# Your task
Find every line below that contains the word "Search" and copy it out.

# The data
★ ★ ★
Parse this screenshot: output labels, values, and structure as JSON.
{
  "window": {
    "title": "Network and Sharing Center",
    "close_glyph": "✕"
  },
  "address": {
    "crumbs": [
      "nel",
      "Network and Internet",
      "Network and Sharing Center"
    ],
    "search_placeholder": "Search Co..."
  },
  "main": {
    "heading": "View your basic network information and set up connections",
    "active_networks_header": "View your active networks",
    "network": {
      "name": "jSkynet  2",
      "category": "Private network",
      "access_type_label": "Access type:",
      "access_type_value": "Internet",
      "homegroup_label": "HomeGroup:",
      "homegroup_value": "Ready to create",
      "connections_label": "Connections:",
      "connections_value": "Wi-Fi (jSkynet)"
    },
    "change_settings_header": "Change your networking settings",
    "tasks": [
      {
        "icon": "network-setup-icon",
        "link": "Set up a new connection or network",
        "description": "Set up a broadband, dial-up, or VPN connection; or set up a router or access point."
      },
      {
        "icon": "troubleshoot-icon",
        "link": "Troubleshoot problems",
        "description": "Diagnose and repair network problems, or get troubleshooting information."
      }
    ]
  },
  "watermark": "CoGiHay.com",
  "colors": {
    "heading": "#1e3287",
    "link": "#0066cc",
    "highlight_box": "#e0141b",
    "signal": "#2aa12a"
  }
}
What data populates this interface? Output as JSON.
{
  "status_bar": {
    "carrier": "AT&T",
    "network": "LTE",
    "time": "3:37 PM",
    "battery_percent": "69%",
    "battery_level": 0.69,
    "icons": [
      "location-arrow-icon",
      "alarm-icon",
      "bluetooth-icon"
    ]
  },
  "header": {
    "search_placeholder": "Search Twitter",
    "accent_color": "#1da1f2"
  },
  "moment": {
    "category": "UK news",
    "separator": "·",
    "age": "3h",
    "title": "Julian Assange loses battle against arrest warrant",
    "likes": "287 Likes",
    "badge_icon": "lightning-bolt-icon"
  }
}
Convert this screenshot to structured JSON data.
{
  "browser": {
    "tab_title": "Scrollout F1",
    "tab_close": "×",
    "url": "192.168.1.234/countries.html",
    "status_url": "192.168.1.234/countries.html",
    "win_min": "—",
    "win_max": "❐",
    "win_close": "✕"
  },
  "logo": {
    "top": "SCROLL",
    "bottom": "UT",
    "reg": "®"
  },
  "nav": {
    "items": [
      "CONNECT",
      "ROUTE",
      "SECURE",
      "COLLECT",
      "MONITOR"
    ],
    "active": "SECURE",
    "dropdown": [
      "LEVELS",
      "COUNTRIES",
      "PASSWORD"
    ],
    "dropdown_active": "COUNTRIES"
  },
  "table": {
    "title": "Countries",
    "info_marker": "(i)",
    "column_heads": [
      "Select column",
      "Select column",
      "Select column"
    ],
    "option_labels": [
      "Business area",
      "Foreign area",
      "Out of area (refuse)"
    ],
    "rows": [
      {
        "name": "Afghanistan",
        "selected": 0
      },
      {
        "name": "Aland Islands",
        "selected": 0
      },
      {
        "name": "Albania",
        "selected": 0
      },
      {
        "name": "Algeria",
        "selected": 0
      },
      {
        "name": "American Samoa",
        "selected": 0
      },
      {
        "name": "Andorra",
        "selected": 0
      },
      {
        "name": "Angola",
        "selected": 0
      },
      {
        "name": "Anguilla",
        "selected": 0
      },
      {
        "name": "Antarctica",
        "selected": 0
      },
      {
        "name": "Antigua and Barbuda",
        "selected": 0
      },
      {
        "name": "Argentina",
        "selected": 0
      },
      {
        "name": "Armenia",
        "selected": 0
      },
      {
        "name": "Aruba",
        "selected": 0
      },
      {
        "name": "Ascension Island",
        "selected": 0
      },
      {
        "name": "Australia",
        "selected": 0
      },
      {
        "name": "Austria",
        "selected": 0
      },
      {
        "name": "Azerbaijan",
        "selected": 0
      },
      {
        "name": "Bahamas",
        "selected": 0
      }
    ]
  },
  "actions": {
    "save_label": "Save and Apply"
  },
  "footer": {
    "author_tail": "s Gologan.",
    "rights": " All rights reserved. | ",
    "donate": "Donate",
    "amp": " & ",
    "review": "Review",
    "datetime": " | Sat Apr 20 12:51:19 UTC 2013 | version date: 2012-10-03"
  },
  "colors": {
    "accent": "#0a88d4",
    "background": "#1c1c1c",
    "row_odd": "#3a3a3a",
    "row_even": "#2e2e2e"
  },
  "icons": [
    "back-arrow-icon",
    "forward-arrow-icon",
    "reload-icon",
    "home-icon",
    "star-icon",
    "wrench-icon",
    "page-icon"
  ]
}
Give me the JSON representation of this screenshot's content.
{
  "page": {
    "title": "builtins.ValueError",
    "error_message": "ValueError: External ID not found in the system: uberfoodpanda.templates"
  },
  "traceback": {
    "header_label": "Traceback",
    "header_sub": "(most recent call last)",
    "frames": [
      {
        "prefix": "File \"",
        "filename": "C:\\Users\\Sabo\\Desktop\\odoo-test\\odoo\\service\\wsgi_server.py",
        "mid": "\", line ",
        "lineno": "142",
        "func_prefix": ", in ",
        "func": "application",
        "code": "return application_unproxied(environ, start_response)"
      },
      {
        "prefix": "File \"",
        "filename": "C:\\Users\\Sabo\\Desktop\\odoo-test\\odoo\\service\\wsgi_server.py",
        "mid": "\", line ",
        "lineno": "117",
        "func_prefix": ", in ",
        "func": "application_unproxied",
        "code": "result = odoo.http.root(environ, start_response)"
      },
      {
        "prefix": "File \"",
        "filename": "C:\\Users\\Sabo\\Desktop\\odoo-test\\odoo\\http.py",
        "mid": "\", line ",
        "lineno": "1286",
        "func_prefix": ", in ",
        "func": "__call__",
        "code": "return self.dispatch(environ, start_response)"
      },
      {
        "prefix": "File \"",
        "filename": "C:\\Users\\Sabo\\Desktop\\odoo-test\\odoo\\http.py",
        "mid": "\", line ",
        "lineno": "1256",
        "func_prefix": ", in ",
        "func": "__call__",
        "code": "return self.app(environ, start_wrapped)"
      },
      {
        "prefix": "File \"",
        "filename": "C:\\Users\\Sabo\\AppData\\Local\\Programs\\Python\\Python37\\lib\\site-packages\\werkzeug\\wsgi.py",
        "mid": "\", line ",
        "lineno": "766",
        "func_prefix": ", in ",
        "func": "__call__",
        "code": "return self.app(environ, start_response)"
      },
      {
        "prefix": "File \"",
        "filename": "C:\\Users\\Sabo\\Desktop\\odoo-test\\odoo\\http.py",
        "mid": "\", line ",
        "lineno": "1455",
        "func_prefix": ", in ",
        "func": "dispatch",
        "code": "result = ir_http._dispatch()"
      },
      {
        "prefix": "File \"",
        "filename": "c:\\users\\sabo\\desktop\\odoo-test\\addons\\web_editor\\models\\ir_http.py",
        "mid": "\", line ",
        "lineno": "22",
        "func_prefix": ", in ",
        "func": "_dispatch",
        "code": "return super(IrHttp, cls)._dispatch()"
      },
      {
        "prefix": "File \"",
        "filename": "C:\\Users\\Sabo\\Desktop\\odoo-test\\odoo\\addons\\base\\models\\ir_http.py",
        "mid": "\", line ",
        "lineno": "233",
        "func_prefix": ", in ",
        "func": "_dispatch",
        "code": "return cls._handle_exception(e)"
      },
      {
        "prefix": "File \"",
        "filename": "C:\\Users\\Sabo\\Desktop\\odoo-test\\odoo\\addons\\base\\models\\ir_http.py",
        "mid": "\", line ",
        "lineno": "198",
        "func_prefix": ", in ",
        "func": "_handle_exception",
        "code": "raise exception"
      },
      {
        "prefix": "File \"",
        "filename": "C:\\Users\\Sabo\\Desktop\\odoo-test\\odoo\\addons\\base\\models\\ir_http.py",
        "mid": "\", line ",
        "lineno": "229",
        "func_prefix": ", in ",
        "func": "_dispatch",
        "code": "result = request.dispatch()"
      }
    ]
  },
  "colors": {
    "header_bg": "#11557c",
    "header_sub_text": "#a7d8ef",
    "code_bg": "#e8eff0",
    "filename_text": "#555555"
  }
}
★ ★ ★
# Reply to the exercise
    "search_placeholder": "Search Co..."
    "search_placeholder": "Search Twitter",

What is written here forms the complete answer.